● Given records

------------------------------

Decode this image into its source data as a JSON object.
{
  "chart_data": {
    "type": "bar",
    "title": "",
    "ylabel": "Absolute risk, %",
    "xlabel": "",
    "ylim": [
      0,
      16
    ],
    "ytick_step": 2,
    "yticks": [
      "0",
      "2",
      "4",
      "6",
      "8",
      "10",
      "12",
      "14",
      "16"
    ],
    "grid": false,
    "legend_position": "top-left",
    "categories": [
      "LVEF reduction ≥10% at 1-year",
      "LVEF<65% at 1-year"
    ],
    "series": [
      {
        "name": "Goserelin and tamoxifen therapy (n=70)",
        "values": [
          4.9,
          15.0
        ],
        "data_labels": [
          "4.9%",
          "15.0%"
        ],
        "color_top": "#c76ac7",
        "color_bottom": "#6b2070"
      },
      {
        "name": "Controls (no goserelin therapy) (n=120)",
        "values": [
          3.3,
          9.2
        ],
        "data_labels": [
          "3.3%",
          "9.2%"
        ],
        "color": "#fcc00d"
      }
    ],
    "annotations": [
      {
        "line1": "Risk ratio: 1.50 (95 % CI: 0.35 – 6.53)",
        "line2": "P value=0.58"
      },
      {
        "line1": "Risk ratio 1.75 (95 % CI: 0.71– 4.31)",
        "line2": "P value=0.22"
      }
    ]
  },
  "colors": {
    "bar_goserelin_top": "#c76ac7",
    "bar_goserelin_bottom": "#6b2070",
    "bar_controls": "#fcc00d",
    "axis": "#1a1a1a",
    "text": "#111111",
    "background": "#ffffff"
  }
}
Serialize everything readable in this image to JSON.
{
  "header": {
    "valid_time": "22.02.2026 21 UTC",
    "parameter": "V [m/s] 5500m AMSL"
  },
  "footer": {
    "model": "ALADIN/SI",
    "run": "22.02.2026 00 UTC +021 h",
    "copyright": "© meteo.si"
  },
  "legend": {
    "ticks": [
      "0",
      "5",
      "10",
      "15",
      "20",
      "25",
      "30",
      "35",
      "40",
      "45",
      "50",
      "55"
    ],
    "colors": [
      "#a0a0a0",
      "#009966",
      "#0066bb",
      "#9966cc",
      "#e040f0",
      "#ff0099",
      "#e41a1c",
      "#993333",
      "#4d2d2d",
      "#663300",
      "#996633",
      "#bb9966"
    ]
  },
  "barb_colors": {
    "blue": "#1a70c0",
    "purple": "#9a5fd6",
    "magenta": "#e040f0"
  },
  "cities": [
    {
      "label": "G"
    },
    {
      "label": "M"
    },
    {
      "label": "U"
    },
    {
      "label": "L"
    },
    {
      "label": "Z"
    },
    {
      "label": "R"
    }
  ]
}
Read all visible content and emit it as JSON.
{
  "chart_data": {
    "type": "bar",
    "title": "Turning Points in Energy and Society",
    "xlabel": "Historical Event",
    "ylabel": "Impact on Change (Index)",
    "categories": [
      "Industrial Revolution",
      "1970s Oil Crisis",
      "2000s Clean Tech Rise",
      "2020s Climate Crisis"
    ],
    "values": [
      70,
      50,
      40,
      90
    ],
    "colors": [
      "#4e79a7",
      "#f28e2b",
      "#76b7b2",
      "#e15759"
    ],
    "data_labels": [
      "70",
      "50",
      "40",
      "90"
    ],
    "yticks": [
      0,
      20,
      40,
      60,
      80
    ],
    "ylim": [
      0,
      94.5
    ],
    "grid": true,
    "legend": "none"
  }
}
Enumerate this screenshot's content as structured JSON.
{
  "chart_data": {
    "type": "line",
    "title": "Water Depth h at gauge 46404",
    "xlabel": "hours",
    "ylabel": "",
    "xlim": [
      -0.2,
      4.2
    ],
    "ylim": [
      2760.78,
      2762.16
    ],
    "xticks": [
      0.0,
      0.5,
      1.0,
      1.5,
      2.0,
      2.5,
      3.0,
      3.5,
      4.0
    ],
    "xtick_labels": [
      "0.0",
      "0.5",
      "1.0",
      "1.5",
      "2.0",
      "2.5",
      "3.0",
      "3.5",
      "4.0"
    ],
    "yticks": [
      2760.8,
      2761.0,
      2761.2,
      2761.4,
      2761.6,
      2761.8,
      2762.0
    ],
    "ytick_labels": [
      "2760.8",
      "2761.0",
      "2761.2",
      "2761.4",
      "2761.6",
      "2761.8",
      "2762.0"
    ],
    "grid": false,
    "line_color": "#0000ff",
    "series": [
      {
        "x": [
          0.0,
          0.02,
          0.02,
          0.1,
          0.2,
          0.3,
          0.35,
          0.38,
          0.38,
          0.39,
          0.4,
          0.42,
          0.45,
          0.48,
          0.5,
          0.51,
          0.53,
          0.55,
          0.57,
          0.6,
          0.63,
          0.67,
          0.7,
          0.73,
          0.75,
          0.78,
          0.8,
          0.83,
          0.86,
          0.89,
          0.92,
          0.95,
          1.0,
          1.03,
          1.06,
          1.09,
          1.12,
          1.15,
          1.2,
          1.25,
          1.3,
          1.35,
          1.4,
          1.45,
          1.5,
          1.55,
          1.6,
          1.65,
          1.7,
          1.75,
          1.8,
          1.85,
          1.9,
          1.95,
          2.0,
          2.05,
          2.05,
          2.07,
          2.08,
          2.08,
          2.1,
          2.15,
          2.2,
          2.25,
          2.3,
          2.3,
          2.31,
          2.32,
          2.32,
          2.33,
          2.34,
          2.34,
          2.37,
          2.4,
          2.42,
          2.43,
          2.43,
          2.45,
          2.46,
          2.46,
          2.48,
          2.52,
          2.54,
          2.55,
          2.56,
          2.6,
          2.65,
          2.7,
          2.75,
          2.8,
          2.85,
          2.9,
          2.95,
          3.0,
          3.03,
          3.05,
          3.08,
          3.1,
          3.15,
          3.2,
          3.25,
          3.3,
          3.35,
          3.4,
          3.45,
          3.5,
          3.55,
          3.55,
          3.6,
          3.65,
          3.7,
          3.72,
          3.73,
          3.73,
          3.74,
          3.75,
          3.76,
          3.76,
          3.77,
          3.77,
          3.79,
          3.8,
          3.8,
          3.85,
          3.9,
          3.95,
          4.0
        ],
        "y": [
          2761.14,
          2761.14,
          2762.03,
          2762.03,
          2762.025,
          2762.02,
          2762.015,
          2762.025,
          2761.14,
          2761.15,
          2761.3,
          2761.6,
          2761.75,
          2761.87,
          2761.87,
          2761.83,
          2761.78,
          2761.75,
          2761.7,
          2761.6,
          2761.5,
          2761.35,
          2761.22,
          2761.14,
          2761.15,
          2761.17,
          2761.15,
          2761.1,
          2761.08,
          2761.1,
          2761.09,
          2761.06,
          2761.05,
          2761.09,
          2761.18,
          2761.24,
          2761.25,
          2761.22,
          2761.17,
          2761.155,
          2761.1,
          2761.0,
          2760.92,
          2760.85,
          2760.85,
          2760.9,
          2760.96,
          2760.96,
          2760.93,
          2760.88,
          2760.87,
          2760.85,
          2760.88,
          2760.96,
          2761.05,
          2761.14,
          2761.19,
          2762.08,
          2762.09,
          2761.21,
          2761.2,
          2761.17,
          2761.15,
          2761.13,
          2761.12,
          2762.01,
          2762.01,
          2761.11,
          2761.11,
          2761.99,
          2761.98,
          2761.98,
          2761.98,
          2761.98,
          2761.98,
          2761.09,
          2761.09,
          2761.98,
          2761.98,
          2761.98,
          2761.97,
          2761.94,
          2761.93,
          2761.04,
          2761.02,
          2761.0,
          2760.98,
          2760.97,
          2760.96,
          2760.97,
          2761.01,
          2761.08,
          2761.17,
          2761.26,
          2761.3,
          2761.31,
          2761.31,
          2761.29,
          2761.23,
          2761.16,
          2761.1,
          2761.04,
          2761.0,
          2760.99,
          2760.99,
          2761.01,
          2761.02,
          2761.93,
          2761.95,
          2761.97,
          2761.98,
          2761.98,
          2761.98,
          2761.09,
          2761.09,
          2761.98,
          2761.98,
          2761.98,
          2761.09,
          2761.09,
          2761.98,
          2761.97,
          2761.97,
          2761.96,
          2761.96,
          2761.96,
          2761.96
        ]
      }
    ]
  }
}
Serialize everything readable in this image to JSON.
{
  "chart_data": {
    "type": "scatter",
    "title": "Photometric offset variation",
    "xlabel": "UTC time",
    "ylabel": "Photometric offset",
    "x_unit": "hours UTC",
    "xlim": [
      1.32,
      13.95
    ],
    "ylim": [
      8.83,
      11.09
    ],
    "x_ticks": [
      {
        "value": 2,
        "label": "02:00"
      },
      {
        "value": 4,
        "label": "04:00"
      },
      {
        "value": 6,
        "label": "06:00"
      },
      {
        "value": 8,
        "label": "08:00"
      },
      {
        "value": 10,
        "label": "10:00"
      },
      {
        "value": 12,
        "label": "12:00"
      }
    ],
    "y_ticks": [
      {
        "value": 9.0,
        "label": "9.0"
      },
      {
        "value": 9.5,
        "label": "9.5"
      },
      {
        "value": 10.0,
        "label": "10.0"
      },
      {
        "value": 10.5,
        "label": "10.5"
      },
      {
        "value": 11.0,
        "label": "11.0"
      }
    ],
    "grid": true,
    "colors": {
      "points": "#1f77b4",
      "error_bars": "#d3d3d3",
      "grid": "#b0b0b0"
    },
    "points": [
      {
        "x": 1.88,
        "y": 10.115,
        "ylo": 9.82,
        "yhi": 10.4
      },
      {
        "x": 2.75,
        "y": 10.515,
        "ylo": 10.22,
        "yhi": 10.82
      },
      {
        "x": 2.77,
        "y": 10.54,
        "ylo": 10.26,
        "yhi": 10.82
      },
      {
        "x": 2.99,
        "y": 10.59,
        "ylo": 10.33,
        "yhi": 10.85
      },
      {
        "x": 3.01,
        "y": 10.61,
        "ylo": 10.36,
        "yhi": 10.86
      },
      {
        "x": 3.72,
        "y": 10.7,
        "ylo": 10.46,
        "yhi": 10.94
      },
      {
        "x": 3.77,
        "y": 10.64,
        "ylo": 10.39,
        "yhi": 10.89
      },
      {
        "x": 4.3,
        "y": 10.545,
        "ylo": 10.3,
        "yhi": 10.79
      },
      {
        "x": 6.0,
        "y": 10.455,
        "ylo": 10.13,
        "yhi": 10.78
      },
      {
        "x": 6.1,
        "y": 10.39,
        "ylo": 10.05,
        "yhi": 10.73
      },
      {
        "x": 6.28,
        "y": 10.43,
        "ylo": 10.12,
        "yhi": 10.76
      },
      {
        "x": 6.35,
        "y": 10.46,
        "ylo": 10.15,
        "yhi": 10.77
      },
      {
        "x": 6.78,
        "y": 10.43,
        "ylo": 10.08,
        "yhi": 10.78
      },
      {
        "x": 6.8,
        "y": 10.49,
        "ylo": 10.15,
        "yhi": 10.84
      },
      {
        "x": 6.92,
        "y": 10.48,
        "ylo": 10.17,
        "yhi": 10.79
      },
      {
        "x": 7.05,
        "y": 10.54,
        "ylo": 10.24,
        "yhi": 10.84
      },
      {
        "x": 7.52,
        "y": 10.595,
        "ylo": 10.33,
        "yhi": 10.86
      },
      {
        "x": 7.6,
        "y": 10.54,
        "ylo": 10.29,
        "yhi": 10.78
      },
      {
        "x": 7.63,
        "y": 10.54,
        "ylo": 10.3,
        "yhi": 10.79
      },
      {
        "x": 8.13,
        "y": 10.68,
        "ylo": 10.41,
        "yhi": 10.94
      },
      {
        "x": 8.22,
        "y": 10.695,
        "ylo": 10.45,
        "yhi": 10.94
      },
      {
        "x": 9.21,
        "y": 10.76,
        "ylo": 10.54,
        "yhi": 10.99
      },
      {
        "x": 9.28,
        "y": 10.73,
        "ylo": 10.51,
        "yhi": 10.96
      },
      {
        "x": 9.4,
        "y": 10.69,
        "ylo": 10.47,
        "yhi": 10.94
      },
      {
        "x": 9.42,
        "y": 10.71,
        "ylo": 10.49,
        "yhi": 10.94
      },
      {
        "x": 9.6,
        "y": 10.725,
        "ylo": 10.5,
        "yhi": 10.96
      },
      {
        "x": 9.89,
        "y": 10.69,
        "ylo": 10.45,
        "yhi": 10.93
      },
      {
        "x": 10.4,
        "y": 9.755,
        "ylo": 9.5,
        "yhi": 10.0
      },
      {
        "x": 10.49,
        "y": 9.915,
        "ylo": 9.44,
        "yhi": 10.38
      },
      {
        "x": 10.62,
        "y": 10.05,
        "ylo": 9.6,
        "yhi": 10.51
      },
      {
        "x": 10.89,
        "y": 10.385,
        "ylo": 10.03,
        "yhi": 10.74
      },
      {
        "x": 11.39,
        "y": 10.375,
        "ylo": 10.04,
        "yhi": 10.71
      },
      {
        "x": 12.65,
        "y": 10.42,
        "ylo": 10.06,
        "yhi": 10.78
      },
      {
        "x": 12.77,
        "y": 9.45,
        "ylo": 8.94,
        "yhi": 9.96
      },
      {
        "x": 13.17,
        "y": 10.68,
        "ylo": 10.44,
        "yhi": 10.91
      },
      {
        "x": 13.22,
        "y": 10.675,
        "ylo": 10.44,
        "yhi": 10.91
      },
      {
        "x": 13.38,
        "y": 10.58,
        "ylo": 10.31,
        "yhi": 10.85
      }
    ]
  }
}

------------------------------

● What to produce
Copy each line of the records containing the string "offset".

● The solution
    "title": "Photometric offset variation",
    "ylabel": "Photometric offset",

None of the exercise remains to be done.